## Start MATERIAL SHOWN

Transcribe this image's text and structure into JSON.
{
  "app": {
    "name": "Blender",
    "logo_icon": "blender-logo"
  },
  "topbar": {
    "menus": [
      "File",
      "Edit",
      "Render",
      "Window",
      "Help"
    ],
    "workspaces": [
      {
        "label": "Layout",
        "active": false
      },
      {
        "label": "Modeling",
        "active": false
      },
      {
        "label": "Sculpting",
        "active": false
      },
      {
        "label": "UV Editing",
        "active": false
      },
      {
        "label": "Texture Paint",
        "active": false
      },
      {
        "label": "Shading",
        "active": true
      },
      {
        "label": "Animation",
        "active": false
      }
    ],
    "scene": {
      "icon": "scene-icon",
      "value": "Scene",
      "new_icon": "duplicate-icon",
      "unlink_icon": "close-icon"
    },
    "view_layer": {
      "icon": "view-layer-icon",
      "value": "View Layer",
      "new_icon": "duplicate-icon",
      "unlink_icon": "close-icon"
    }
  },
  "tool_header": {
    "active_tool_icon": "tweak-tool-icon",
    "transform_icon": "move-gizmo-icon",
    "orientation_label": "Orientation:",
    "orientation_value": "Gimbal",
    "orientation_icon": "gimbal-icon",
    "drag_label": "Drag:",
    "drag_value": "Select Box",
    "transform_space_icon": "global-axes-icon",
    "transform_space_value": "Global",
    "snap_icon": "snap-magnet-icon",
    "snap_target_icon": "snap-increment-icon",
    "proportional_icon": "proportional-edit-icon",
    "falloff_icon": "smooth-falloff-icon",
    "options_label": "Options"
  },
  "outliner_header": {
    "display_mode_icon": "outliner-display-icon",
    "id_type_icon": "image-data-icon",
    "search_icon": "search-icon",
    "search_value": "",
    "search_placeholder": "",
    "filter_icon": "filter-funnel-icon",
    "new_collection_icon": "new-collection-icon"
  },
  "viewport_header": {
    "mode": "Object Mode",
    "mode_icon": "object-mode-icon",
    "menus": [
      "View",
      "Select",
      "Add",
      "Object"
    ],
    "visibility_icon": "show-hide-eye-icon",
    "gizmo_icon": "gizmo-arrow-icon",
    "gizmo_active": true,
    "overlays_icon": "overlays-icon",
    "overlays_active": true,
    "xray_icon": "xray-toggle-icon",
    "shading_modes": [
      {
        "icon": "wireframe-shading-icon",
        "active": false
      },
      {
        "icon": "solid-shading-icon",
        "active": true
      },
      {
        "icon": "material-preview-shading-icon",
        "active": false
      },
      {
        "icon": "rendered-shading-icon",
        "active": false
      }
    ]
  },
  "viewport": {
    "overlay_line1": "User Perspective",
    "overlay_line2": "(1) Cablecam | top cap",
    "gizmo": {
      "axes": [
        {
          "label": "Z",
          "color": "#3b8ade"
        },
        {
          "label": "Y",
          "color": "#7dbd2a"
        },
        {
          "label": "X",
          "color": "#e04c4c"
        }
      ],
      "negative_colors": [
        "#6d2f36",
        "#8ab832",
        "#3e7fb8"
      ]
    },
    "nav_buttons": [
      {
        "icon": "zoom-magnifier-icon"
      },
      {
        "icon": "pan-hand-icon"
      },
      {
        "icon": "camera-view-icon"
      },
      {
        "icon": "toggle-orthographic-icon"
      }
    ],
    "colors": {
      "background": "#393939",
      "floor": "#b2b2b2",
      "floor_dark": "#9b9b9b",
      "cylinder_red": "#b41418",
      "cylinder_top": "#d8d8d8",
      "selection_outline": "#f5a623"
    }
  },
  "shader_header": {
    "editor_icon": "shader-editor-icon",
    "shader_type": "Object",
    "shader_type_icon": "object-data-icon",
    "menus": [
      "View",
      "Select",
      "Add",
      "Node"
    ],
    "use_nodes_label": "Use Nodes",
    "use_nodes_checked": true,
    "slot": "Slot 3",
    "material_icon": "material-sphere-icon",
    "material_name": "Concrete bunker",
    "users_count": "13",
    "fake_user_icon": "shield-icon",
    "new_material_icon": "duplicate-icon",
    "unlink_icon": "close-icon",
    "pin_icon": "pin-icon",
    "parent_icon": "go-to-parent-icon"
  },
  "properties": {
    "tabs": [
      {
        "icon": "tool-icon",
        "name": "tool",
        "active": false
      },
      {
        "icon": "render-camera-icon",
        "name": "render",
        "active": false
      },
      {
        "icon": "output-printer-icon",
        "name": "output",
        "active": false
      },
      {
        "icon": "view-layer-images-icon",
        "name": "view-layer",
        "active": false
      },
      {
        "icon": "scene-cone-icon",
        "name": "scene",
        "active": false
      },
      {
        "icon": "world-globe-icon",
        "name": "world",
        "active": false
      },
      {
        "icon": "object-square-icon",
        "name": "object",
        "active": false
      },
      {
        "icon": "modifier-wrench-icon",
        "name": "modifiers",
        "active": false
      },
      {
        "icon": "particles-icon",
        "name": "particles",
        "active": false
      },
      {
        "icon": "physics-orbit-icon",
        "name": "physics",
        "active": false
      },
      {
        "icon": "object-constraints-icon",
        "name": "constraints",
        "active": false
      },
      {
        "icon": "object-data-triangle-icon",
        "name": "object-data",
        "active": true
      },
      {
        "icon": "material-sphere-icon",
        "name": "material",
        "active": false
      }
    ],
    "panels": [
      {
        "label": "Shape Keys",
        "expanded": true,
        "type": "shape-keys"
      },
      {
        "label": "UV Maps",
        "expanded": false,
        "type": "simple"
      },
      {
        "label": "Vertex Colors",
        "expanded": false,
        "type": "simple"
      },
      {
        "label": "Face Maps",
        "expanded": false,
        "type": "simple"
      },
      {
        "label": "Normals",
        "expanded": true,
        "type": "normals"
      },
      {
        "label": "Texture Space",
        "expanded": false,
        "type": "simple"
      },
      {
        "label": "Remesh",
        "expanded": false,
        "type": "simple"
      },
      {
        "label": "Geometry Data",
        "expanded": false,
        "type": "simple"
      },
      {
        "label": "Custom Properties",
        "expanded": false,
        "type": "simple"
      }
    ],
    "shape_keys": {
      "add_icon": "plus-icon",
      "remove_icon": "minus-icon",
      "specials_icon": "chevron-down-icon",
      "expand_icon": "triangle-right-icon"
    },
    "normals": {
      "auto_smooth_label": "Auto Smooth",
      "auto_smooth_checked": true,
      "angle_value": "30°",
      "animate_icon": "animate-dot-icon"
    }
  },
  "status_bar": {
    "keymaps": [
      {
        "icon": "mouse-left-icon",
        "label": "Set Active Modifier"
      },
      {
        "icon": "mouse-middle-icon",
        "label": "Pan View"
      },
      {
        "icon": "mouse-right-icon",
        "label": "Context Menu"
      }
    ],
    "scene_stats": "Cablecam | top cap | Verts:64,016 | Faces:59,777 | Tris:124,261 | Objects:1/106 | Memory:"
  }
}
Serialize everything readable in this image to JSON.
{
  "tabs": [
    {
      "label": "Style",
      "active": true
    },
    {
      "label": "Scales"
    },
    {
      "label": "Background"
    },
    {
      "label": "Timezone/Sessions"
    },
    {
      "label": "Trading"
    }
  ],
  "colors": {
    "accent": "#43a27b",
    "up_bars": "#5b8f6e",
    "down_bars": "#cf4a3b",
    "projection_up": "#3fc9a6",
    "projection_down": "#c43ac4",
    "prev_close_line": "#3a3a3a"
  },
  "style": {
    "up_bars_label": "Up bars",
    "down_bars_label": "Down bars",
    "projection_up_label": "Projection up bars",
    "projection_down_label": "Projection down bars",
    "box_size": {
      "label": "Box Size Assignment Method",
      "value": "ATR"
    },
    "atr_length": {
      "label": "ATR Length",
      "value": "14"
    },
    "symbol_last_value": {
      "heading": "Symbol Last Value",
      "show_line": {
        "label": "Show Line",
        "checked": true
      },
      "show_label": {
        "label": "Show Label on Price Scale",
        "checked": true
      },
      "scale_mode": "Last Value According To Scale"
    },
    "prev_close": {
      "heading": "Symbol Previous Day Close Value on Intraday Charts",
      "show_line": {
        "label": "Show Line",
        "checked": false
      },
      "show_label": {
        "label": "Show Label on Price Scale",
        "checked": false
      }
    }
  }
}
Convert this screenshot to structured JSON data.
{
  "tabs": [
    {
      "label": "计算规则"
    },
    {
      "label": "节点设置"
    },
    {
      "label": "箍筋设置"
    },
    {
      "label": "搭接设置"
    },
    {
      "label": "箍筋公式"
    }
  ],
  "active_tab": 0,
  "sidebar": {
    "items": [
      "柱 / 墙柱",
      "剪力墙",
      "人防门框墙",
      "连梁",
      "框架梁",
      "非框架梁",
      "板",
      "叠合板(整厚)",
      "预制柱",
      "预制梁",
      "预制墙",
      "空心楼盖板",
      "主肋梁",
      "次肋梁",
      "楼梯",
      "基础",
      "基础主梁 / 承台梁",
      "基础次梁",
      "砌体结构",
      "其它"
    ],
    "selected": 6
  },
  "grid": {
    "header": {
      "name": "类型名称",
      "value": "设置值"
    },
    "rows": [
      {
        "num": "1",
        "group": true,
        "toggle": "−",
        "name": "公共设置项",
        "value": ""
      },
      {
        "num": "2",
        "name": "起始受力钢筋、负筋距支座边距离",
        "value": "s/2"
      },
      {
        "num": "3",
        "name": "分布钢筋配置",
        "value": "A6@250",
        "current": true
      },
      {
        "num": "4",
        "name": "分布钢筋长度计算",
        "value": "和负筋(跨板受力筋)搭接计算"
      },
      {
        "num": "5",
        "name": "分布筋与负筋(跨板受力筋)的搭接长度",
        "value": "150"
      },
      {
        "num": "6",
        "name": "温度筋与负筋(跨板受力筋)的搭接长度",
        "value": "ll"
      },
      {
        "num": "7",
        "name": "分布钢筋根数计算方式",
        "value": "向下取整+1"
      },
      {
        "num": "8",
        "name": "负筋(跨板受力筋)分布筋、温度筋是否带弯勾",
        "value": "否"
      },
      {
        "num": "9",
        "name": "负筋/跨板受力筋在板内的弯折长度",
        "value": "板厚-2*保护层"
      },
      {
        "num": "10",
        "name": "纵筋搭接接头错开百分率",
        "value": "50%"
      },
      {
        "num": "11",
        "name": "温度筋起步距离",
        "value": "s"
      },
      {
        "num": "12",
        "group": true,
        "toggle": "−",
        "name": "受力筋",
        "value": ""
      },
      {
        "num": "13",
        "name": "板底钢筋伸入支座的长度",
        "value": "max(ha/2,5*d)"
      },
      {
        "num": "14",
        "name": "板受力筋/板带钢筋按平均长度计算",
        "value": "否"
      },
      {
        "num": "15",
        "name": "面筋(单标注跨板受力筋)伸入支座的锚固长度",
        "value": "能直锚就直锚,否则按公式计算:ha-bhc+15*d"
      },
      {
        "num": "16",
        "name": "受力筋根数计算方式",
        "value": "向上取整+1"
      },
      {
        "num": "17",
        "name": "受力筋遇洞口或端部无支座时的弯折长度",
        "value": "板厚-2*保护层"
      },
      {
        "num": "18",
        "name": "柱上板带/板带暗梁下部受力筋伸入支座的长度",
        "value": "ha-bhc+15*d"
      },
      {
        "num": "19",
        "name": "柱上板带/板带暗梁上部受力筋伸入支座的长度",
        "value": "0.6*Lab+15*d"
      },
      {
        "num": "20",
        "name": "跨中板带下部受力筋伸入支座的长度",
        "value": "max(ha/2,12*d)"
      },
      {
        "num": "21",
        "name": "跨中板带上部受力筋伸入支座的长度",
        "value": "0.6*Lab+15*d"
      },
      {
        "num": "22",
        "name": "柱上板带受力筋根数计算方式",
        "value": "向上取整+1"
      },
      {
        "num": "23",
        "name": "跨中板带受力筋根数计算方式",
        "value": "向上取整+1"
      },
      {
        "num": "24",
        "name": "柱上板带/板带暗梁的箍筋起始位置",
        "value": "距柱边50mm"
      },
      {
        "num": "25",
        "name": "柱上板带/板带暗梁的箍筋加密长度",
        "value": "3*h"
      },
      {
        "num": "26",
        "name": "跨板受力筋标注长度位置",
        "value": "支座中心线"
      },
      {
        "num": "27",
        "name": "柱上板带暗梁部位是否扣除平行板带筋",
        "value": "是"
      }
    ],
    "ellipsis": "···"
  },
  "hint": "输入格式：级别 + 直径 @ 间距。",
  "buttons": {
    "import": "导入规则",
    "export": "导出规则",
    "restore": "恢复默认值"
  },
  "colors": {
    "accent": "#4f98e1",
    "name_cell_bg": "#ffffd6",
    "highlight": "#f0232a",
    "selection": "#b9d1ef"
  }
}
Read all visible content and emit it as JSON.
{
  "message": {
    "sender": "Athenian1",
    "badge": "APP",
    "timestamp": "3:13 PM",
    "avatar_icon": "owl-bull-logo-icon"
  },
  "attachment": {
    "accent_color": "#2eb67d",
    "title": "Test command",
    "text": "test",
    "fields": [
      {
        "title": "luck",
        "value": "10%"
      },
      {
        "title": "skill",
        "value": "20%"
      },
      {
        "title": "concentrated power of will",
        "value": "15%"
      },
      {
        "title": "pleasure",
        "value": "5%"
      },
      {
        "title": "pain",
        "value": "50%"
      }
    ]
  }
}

## End MATERIAL SHOWN

◆ WHAT IS ASKED ◆
Write out exactly the lines from the line holding "Read all visible content and emit it as JSON." through the last line of the data, and nothing besides those lines.

◆ SOLUTION TO THIS PROBLEM ◆
Read all visible content and emit it as JSON.
{
  "message": {
    "sender": "Athenian1",
    "badge": "APP",
    "timestamp": "3:13 PM",
    "avatar_icon": "owl-bull-logo-icon"
  },
  "attachment": {
    "accent_color": "#2eb67d",
    "title": "Test command",
    "text": "test",
    "fields": [
      {
        "title": "luck",
        "value": "10%"
      },
      {
        "title": "skill",
        "value": "20%"
      },
      {
        "title": "concentrated power of will",
        "value": "15%"
      },
      {
        "title": "pleasure",
        "value": "5%"
      },
      {
        "title": "pain",
        "value": "50%"
      }
    ]
  }
}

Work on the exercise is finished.